-- SET EXERCISE --
Exactly as written, please set down all of the entries again, with no pictures.

-- MATERIALS PROVIDED --
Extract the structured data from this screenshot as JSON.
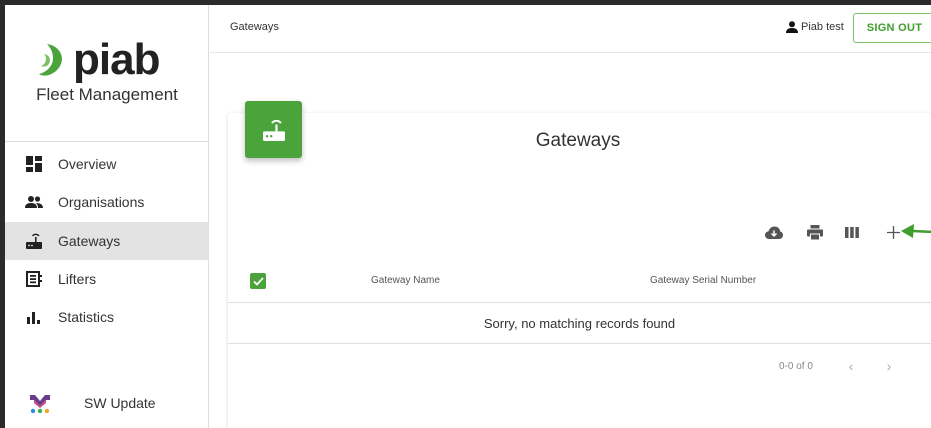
{
  "brand": {
    "logo_text": "piab",
    "subtitle": "Fleet Management",
    "accent_color": "#4aa33b"
  },
  "sidebar": {
    "items": [
      {
        "label": "Overview",
        "icon": "dashboard-icon",
        "active": false
      },
      {
        "label": "Organisations",
        "icon": "people-icon",
        "active": false
      },
      {
        "label": "Gateways",
        "icon": "router-icon",
        "active": true
      },
      {
        "label": "Lifters",
        "icon": "list-box-icon",
        "active": false
      },
      {
        "label": "Statistics",
        "icon": "bar-chart-icon",
        "active": false
      }
    ],
    "sw_update": {
      "label": "SW Update",
      "icon": "colorful-m-logo-icon"
    }
  },
  "header": {
    "breadcrumb": "Gateways",
    "user_name": "Piab test",
    "signout_label": "SIGN OUT"
  },
  "card": {
    "title": "Gateways",
    "badge_icon": "router-icon",
    "toolbar": [
      "cloud-download-icon",
      "print-icon",
      "view-columns-icon",
      "add-icon"
    ]
  },
  "table": {
    "columns": [
      "Gateway Name",
      "Gateway Serial Number"
    ],
    "empty_message": "Sorry, no matching records found",
    "pagination": "0-0 of 0"
  }
}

-- WRITTEN SOLUTION --
Extract the structured data from this screenshot as JSON.
{
  "brand": {
    "logo_text": "piab",
    "subtitle": "Fleet Management",
    "accent_color": "#4aa33b"
  },
  "sidebar": {
    "items": [
      {
        "label": "Overview",
        "icon": "dashboard-icon",
        "active": false
      },
      {
        "label": "Organisations",
        "icon": "people-icon",
        "active": false
      },
      {
        "label": "Gateways",
        "icon": "router-icon",
        "active": true
      },
      {
        "label": "Lifters",
        "icon": "list-box-icon",
        "active": false
      },
      {
        "label": "Statistics",
        "icon": "bar-chart-icon",
        "active": false
      }
    ],
    "sw_update": {
      "label": "SW Update",
      "icon": "colorful-m-logo-icon"
    }
  },
  "header": {
    "breadcrumb": "Gateways",
    "user_name": "Piab test",
    "signout_label": "SIGN OUT"
  },
  "card": {
    "title": "Gateways",
    "badge_icon": "router-icon",
    "toolbar": [
      "cloud-download-icon",
      "print-icon",
      "view-columns-icon",
      "add-icon"
    ]
  },
  "table": {
    "columns": [
      "Gateway Name",
      "Gateway Serial Number"
    ],
    "empty_message": "Sorry, no matching records found",
    "pagination": "0-0 of 0"
  }
}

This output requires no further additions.